▶ **MATERIAL**:
......

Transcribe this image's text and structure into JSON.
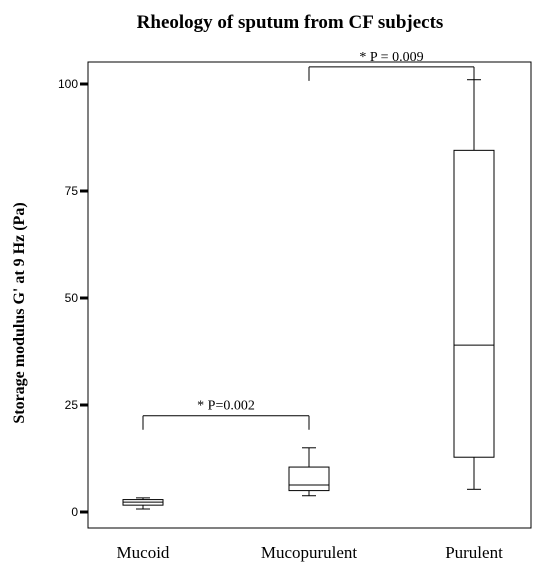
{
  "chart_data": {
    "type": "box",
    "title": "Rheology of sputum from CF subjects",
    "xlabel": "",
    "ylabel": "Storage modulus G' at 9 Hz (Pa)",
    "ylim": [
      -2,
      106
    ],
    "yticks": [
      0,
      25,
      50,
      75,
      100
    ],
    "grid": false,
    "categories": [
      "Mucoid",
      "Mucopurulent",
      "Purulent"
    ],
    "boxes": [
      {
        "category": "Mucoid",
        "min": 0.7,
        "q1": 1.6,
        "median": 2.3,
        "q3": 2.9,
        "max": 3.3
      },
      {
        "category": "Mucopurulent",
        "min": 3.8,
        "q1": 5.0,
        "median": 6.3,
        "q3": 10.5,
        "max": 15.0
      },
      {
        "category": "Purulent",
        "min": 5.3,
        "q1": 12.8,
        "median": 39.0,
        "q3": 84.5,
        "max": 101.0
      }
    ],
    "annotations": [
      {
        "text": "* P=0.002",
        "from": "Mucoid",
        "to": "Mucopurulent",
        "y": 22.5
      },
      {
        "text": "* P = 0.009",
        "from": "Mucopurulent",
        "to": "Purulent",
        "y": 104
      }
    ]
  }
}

......

▶ **PROBLEM TO SOLVE**: Set down all the entries exactly as they appear, but skip any pictures.

▶ **FINAL RESULT**:
Transcribe this image's text and structure into JSON.
{
  "chart_data": {
    "type": "box",
    "title": "Rheology of sputum from CF subjects",
    "xlabel": "",
    "ylabel": "Storage modulus G' at 9 Hz (Pa)",
    "ylim": [
      -2,
      106
    ],
    "yticks": [
      0,
      25,
      50,
      75,
      100
    ],
    "grid": false,
    "categories": [
      "Mucoid",
      "Mucopurulent",
      "Purulent"
    ],
    "boxes": [
      {
        "category": "Mucoid",
        "min": 0.7,
        "q1": 1.6,
        "median": 2.3,
        "q3": 2.9,
        "max": 3.3
      },
      {
        "category": "Mucopurulent",
        "min": 3.8,
        "q1": 5.0,
        "median": 6.3,
        "q3": 10.5,
        "max": 15.0
      },
      {
        "category": "Purulent",
        "min": 5.3,
        "q1": 12.8,
        "median": 39.0,
        "q3": 84.5,
        "max": 101.0
      }
    ],
    "annotations": [
      {
        "text": "* P=0.002",
        "from": "Mucoid",
        "to": "Mucopurulent",
        "y": 22.5
      },
      {
        "text": "* P = 0.009",
        "from": "Mucopurulent",
        "to": "Purulent",
        "y": 104
      }
    ]
  }
}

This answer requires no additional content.